*Given request:* The listing below should be written out exactly; please include all of it.

*Records that describe figures:*
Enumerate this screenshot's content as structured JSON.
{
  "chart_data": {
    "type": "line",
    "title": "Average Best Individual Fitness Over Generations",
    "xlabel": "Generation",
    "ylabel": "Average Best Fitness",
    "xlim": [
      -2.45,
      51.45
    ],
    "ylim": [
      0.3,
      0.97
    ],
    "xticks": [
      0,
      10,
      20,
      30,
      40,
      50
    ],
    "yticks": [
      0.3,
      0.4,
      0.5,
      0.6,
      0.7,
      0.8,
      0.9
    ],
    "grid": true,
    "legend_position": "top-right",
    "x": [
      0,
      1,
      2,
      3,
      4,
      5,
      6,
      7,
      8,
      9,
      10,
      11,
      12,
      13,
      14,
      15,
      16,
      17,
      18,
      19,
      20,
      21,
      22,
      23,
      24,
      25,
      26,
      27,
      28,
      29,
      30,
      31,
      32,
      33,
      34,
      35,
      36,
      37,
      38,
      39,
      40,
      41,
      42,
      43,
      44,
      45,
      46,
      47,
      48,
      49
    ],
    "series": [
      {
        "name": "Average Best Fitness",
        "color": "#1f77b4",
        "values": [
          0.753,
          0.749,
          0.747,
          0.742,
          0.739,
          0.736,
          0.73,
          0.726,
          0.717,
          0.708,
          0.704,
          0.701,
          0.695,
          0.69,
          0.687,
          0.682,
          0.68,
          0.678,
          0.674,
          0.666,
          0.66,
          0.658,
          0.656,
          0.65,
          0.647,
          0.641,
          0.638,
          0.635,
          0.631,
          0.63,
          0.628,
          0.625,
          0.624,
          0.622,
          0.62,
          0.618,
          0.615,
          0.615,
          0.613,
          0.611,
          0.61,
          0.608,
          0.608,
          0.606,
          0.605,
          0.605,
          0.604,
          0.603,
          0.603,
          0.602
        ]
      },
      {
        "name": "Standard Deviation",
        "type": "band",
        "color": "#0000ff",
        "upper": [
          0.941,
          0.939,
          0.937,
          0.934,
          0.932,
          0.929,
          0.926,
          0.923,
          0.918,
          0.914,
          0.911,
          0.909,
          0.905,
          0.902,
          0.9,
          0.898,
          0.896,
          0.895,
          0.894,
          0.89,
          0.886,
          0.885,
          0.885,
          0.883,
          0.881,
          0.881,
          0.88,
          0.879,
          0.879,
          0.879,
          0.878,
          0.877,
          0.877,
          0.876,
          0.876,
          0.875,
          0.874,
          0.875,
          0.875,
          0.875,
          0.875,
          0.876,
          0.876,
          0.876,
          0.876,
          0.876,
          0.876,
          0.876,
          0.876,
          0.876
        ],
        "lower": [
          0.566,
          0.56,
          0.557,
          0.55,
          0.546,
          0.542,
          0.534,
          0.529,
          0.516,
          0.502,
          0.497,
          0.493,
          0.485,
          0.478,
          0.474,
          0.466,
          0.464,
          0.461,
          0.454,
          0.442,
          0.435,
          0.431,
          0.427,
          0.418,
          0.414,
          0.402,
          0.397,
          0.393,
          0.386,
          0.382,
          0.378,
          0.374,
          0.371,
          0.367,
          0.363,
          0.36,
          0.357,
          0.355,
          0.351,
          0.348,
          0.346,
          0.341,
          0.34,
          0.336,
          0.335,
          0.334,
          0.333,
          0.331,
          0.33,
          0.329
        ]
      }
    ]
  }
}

*Solution to this task:*
Enumerate this screenshot's content as structured JSON.
{
  "chart_data": {
    "type": "line",
    "title": "Average Best Individual Fitness Over Generations",
    "xlabel": "Generation",
    "ylabel": "Average Best Fitness",
    "xlim": [
      -2.45,
      51.45
    ],
    "ylim": [
      0.3,
      0.97
    ],
    "xticks": [
      0,
      10,
      20,
      30,
      40,
      50
    ],
    "yticks": [
      0.3,
      0.4,
      0.5,
      0.6,
      0.7,
      0.8,
      0.9
    ],
    "grid": true,
    "legend_position": "top-right",
    "x": [
      0,
      1,
      2,
      3,
      4,
      5,
      6,
      7,
      8,
      9,
      10,
      11,
      12,
      13,
      14,
      15,
      16,
      17,
      18,
      19,
      20,
      21,
      22,
      23,
      24,
      25,
      26,
      27,
      28,
      29,
      30,
      31,
      32,
      33,
      34,
      35,
      36,
      37,
      38,
      39,
      40,
      41,
      42,
      43,
      44,
      45,
      46,
      47,
      48,
      49
    ],
    "series": [
      {
        "name": "Average Best Fitness",
        "color": "#1f77b4",
        "values": [
          0.753,
          0.749,
          0.747,
          0.742,
          0.739,
          0.736,
          0.73,
          0.726,
          0.717,
          0.708,
          0.704,
          0.701,
          0.695,
          0.69,
          0.687,
          0.682,
          0.68,
          0.678,
          0.674,
          0.666,
          0.66,
          0.658,
          0.656,
          0.65,
          0.647,
          0.641,
          0.638,
          0.635,
          0.631,
          0.63,
          0.628,
          0.625,
          0.624,
          0.622,
          0.62,
          0.618,
          0.615,
          0.615,
          0.613,
          0.611,
          0.61,
          0.608,
          0.608,
          0.606,
          0.605,
          0.605,
          0.604,
          0.603,
          0.603,
          0.602
        ]
      },
      {
        "name": "Standard Deviation",
        "type": "band",
        "color": "#0000ff",
        "upper": [
          0.941,
          0.939,
          0.937,
          0.934,
          0.932,
          0.929,
          0.926,
          0.923,
          0.918,
          0.914,
          0.911,
          0.909,
          0.905,
          0.902,
          0.9,
          0.898,
          0.896,
          0.895,
          0.894,
          0.89,
          0.886,
          0.885,
          0.885,
          0.883,
          0.881,
          0.881,
          0.88,
          0.879,
          0.879,
          0.879,
          0.878,
          0.877,
          0.877,
          0.876,
          0.876,
          0.875,
          0.874,
          0.875,
          0.875,
          0.875,
          0.875,
          0.876,
          0.876,
          0.876,
          0.876,
          0.876,
          0.876,
          0.876,
          0.876,
          0.876
        ],
        "lower": [
          0.566,
          0.56,
          0.557,
          0.55,
          0.546,
          0.542,
          0.534,
          0.529,
          0.516,
          0.502,
          0.497,
          0.493,
          0.485,
          0.478,
          0.474,
          0.466,
          0.464,
          0.461,
          0.454,
          0.442,
          0.435,
          0.431,
          0.427,
          0.418,
          0.414,
          0.402,
          0.397,
          0.393,
          0.386,
          0.382,
          0.378,
          0.374,
          0.371,
          0.367,
          0.363,
          0.36,
          0.357,
          0.355,
          0.351,
          0.348,
          0.346,
          0.341,
          0.34,
          0.336,
          0.335,
          0.334,
          0.333,
          0.331,
          0.33,
          0.329
        ]
      }
    ]
  }
}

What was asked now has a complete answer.